[Excerpts from a figure dataset]
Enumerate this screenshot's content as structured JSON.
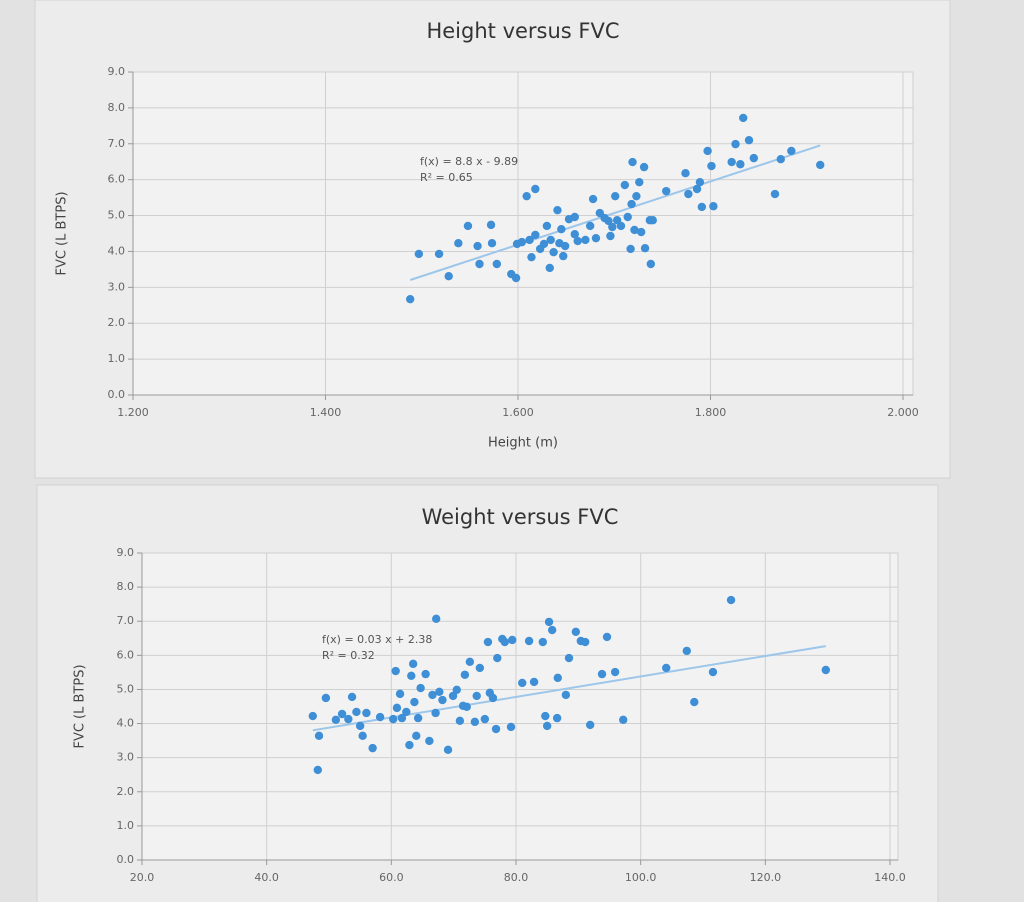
{
  "chart_data": [
    {
      "type": "scatter",
      "title": "Height versus FVC",
      "xlabel": "Height (m)",
      "ylabel": "FVC (L BTPS)",
      "color": "#3f8fd6",
      "trend_color": "#9cc6ea",
      "grid": true,
      "trendline": {
        "slope": 8.8,
        "intercept": -9.89
      },
      "annotations": [
        "f(x) = 8.8 x - 9.89",
        "R² = 0.65"
      ],
      "xlim": [
        1.2,
        2.0
      ],
      "ylim": [
        0,
        9
      ],
      "xticks": [
        {
          "value": 1.2,
          "label": "1.200"
        },
        {
          "value": 1.4,
          "label": "1.400"
        },
        {
          "value": 1.6,
          "label": "1.600"
        },
        {
          "value": 1.8,
          "label": "1.800"
        },
        {
          "value": 2.0,
          "label": "2.000"
        }
      ],
      "yticks": [
        {
          "value": 0,
          "label": "0.0"
        },
        {
          "value": 1,
          "label": "1.0"
        },
        {
          "value": 2,
          "label": "2.0"
        },
        {
          "value": 3,
          "label": "3.0"
        },
        {
          "value": 4,
          "label": "4.0"
        },
        {
          "value": 5,
          "label": "5.0"
        },
        {
          "value": 6,
          "label": "6.0"
        },
        {
          "value": 7,
          "label": "7.0"
        },
        {
          "value": 8,
          "label": "8.0"
        },
        {
          "value": 9,
          "label": "9.0"
        }
      ],
      "x": [
        1.488,
        1.497,
        1.518,
        1.528,
        1.538,
        1.548,
        1.558,
        1.56,
        1.572,
        1.573,
        1.578,
        1.593,
        1.598,
        1.599,
        1.604,
        1.609,
        1.612,
        1.614,
        1.618,
        1.618,
        1.623,
        1.627,
        1.63,
        1.633,
        1.634,
        1.637,
        1.641,
        1.643,
        1.645,
        1.647,
        1.649,
        1.653,
        1.659,
        1.659,
        1.662,
        1.67,
        1.675,
        1.678,
        1.681,
        1.685,
        1.69,
        1.694,
        1.696,
        1.698,
        1.701,
        1.703,
        1.707,
        1.711,
        1.714,
        1.717,
        1.718,
        1.719,
        1.721,
        1.723,
        1.726,
        1.728,
        1.731,
        1.732,
        1.737,
        1.738,
        1.74,
        1.754,
        1.774,
        1.777,
        1.786,
        1.789,
        1.791,
        1.797,
        1.801,
        1.803,
        1.822,
        1.826,
        1.831,
        1.834,
        1.84,
        1.845,
        1.867,
        1.873,
        1.884,
        1.914
      ],
      "values": [
        2.67,
        3.93,
        3.93,
        3.31,
        4.23,
        4.71,
        4.15,
        3.65,
        4.74,
        4.23,
        3.65,
        3.37,
        3.26,
        4.21,
        4.26,
        5.54,
        4.32,
        3.84,
        5.74,
        4.46,
        4.07,
        4.21,
        4.71,
        3.54,
        4.32,
        3.98,
        5.15,
        4.23,
        4.62,
        3.87,
        4.15,
        4.9,
        4.48,
        4.96,
        4.29,
        4.32,
        4.71,
        5.46,
        4.37,
        5.07,
        4.93,
        4.85,
        4.43,
        4.68,
        5.54,
        4.87,
        4.71,
        5.85,
        4.96,
        4.07,
        5.32,
        6.49,
        4.6,
        5.54,
        5.93,
        4.54,
        6.35,
        4.09,
        4.87,
        3.65,
        4.87,
        5.68,
        6.18,
        5.6,
        5.74,
        5.93,
        5.24,
        6.8,
        6.38,
        5.26,
        6.49,
        6.99,
        6.43,
        7.72,
        7.1,
        6.6,
        5.6,
        6.57,
        6.8,
        6.41
      ]
    },
    {
      "type": "scatter",
      "title": "Weight versus FVC",
      "ylabel": "FVC (L BTPS)",
      "color": "#3f8fd6",
      "trend_color": "#9cc6ea",
      "grid": true,
      "trendline": {
        "slope": 0.03,
        "intercept": 2.38
      },
      "annotations": [
        "f(x) = 0.03 x + 2.38",
        "R² = 0.32"
      ],
      "xlim": [
        20,
        140
      ],
      "ylim": [
        0,
        9
      ],
      "xticks": [
        {
          "value": 20,
          "label": "20.0"
        },
        {
          "value": 40,
          "label": "40.0"
        },
        {
          "value": 60,
          "label": "60.0"
        },
        {
          "value": 80,
          "label": "80.0"
        },
        {
          "value": 100,
          "label": "100.0"
        },
        {
          "value": 120,
          "label": "120.0"
        },
        {
          "value": 140,
          "label": "140.0"
        }
      ],
      "yticks": [
        {
          "value": 0,
          "label": "0.0"
        },
        {
          "value": 1,
          "label": "1.0"
        },
        {
          "value": 2,
          "label": "2.0"
        },
        {
          "value": 3,
          "label": "3.0"
        },
        {
          "value": 4,
          "label": "4.0"
        },
        {
          "value": 5,
          "label": "5.0"
        },
        {
          "value": 6,
          "label": "6.0"
        },
        {
          "value": 7,
          "label": "7.0"
        },
        {
          "value": 8,
          "label": "8.0"
        },
        {
          "value": 9,
          "label": "9.0"
        }
      ],
      "x": [
        47.4,
        48.2,
        48.4,
        49.5,
        51.1,
        52.1,
        53.1,
        53.7,
        54.4,
        55.0,
        55.4,
        56.0,
        57.0,
        58.2,
        60.3,
        60.7,
        60.9,
        61.4,
        61.7,
        62.4,
        62.9,
        63.2,
        63.5,
        63.7,
        64.0,
        64.3,
        64.7,
        65.5,
        66.1,
        66.6,
        67.1,
        67.2,
        67.7,
        68.2,
        69.1,
        69.9,
        70.5,
        71.0,
        71.5,
        71.8,
        72.1,
        72.6,
        73.4,
        73.7,
        74.2,
        75.0,
        75.5,
        75.8,
        76.3,
        76.8,
        77.0,
        77.8,
        78.2,
        79.2,
        79.4,
        81.0,
        82.1,
        82.9,
        84.3,
        84.7,
        85.0,
        85.3,
        85.8,
        86.6,
        86.7,
        88.0,
        88.5,
        89.6,
        90.4,
        91.1,
        91.9,
        93.8,
        94.6,
        95.9,
        97.2,
        104.1,
        107.4,
        108.6,
        111.6,
        114.5,
        129.7
      ],
      "values": [
        4.22,
        2.64,
        3.64,
        4.75,
        4.11,
        4.28,
        4.13,
        4.78,
        4.34,
        3.93,
        3.64,
        4.31,
        3.28,
        4.19,
        4.13,
        5.54,
        4.46,
        4.87,
        4.16,
        4.34,
        3.37,
        5.4,
        5.75,
        4.63,
        3.64,
        4.16,
        5.04,
        5.45,
        3.49,
        4.84,
        4.31,
        7.07,
        4.93,
        4.69,
        3.23,
        4.81,
        4.99,
        4.08,
        4.52,
        5.43,
        4.49,
        5.81,
        4.05,
        4.81,
        5.63,
        4.13,
        6.39,
        4.9,
        4.75,
        3.84,
        5.92,
        6.48,
        6.39,
        3.9,
        6.45,
        5.19,
        6.42,
        5.22,
        6.39,
        4.22,
        3.93,
        6.98,
        6.74,
        4.16,
        5.34,
        4.84,
        5.92,
        6.69,
        6.42,
        6.39,
        3.96,
        5.45,
        6.54,
        5.51,
        4.11,
        5.63,
        6.13,
        4.63,
        5.51,
        7.62,
        5.57
      ]
    }
  ]
}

### Work to complete
Transcribe the full listing above exactly, with the images removed.

### Written reply
Enumerate this screenshot's content as structured JSON.
{
  "chart_data": [
    {
      "type": "scatter",
      "title": "Height versus FVC",
      "xlabel": "Height (m)",
      "ylabel": "FVC (L BTPS)",
      "color": "#3f8fd6",
      "trend_color": "#9cc6ea",
      "grid": true,
      "trendline": {
        "slope": 8.8,
        "intercept": -9.89
      },
      "annotations": [
        "f(x) = 8.8 x - 9.89",
        "R² = 0.65"
      ],
      "xlim": [
        1.2,
        2.0
      ],
      "ylim": [
        0,
        9
      ],
      "xticks": [
        {
          "value": 1.2,
          "label": "1.200"
        },
        {
          "value": 1.4,
          "label": "1.400"
        },
        {
          "value": 1.6,
          "label": "1.600"
        },
        {
          "value": 1.8,
          "label": "1.800"
        },
        {
          "value": 2.0,
          "label": "2.000"
        }
      ],
      "yticks": [
        {
          "value": 0,
          "label": "0.0"
        },
        {
          "value": 1,
          "label": "1.0"
        },
        {
          "value": 2,
          "label": "2.0"
        },
        {
          "value": 3,
          "label": "3.0"
        },
        {
          "value": 4,
          "label": "4.0"
        },
        {
          "value": 5,
          "label": "5.0"
        },
        {
          "value": 6,
          "label": "6.0"
        },
        {
          "value": 7,
          "label": "7.0"
        },
        {
          "value": 8,
          "label": "8.0"
        },
        {
          "value": 9,
          "label": "9.0"
        }
      ],
      "x": [
        1.488,
        1.497,
        1.518,
        1.528,
        1.538,
        1.548,
        1.558,
        1.56,
        1.572,
        1.573,
        1.578,
        1.593,
        1.598,
        1.599,
        1.604,
        1.609,
        1.612,
        1.614,
        1.618,
        1.618,
        1.623,
        1.627,
        1.63,
        1.633,
        1.634,
        1.637,
        1.641,
        1.643,
        1.645,
        1.647,
        1.649,
        1.653,
        1.659,
        1.659,
        1.662,
        1.67,
        1.675,
        1.678,
        1.681,
        1.685,
        1.69,
        1.694,
        1.696,
        1.698,
        1.701,
        1.703,
        1.707,
        1.711,
        1.714,
        1.717,
        1.718,
        1.719,
        1.721,
        1.723,
        1.726,
        1.728,
        1.731,
        1.732,
        1.737,
        1.738,
        1.74,
        1.754,
        1.774,
        1.777,
        1.786,
        1.789,
        1.791,
        1.797,
        1.801,
        1.803,
        1.822,
        1.826,
        1.831,
        1.834,
        1.84,
        1.845,
        1.867,
        1.873,
        1.884,
        1.914
      ],
      "values": [
        2.67,
        3.93,
        3.93,
        3.31,
        4.23,
        4.71,
        4.15,
        3.65,
        4.74,
        4.23,
        3.65,
        3.37,
        3.26,
        4.21,
        4.26,
        5.54,
        4.32,
        3.84,
        5.74,
        4.46,
        4.07,
        4.21,
        4.71,
        3.54,
        4.32,
        3.98,
        5.15,
        4.23,
        4.62,
        3.87,
        4.15,
        4.9,
        4.48,
        4.96,
        4.29,
        4.32,
        4.71,
        5.46,
        4.37,
        5.07,
        4.93,
        4.85,
        4.43,
        4.68,
        5.54,
        4.87,
        4.71,
        5.85,
        4.96,
        4.07,
        5.32,
        6.49,
        4.6,
        5.54,
        5.93,
        4.54,
        6.35,
        4.09,
        4.87,
        3.65,
        4.87,
        5.68,
        6.18,
        5.6,
        5.74,
        5.93,
        5.24,
        6.8,
        6.38,
        5.26,
        6.49,
        6.99,
        6.43,
        7.72,
        7.1,
        6.6,
        5.6,
        6.57,
        6.8,
        6.41
      ]
    },
    {
      "type": "scatter",
      "title": "Weight versus FVC",
      "ylabel": "FVC (L BTPS)",
      "color": "#3f8fd6",
      "trend_color": "#9cc6ea",
      "grid": true,
      "trendline": {
        "slope": 0.03,
        "intercept": 2.38
      },
      "annotations": [
        "f(x) = 0.03 x + 2.38",
        "R² = 0.32"
      ],
      "xlim": [
        20,
        140
      ],
      "ylim": [
        0,
        9
      ],
      "xticks": [
        {
          "value": 20,
          "label": "20.0"
        },
        {
          "value": 40,
          "label": "40.0"
        },
        {
          "value": 60,
          "label": "60.0"
        },
        {
          "value": 80,
          "label": "80.0"
        },
        {
          "value": 100,
          "label": "100.0"
        },
        {
          "value": 120,
          "label": "120.0"
        },
        {
          "value": 140,
          "label": "140.0"
        }
      ],
      "yticks": [
        {
          "value": 0,
          "label": "0.0"
        },
        {
          "value": 1,
          "label": "1.0"
        },
        {
          "value": 2,
          "label": "2.0"
        },
        {
          "value": 3,
          "label": "3.0"
        },
        {
          "value": 4,
          "label": "4.0"
        },
        {
          "value": 5,
          "label": "5.0"
        },
        {
          "value": 6,
          "label": "6.0"
        },
        {
          "value": 7,
          "label": "7.0"
        },
        {
          "value": 8,
          "label": "8.0"
        },
        {
          "value": 9,
          "label": "9.0"
        }
      ],
      "x": [
        47.4,
        48.2,
        48.4,
        49.5,
        51.1,
        52.1,
        53.1,
        53.7,
        54.4,
        55.0,
        55.4,
        56.0,
        57.0,
        58.2,
        60.3,
        60.7,
        60.9,
        61.4,
        61.7,
        62.4,
        62.9,
        63.2,
        63.5,
        63.7,
        64.0,
        64.3,
        64.7,
        65.5,
        66.1,
        66.6,
        67.1,
        67.2,
        67.7,
        68.2,
        69.1,
        69.9,
        70.5,
        71.0,
        71.5,
        71.8,
        72.1,
        72.6,
        73.4,
        73.7,
        74.2,
        75.0,
        75.5,
        75.8,
        76.3,
        76.8,
        77.0,
        77.8,
        78.2,
        79.2,
        79.4,
        81.0,
        82.1,
        82.9,
        84.3,
        84.7,
        85.0,
        85.3,
        85.8,
        86.6,
        86.7,
        88.0,
        88.5,
        89.6,
        90.4,
        91.1,
        91.9,
        93.8,
        94.6,
        95.9,
        97.2,
        104.1,
        107.4,
        108.6,
        111.6,
        114.5,
        129.7
      ],
      "values": [
        4.22,
        2.64,
        3.64,
        4.75,
        4.11,
        4.28,
        4.13,
        4.78,
        4.34,
        3.93,
        3.64,
        4.31,
        3.28,
        4.19,
        4.13,
        5.54,
        4.46,
        4.87,
        4.16,
        4.34,
        3.37,
        5.4,
        5.75,
        4.63,
        3.64,
        4.16,
        5.04,
        5.45,
        3.49,
        4.84,
        4.31,
        7.07,
        4.93,
        4.69,
        3.23,
        4.81,
        4.99,
        4.08,
        4.52,
        5.43,
        4.49,
        5.81,
        4.05,
        4.81,
        5.63,
        4.13,
        6.39,
        4.9,
        4.75,
        3.84,
        5.92,
        6.48,
        6.39,
        3.9,
        6.45,
        5.19,
        6.42,
        5.22,
        6.39,
        4.22,
        3.93,
        6.98,
        6.74,
        4.16,
        5.34,
        4.84,
        5.92,
        6.69,
        6.42,
        6.39,
        3.96,
        5.45,
        6.54,
        5.51,
        4.11,
        5.63,
        6.13,
        4.63,
        5.51,
        7.62,
        5.57
      ]
    }
  ]
}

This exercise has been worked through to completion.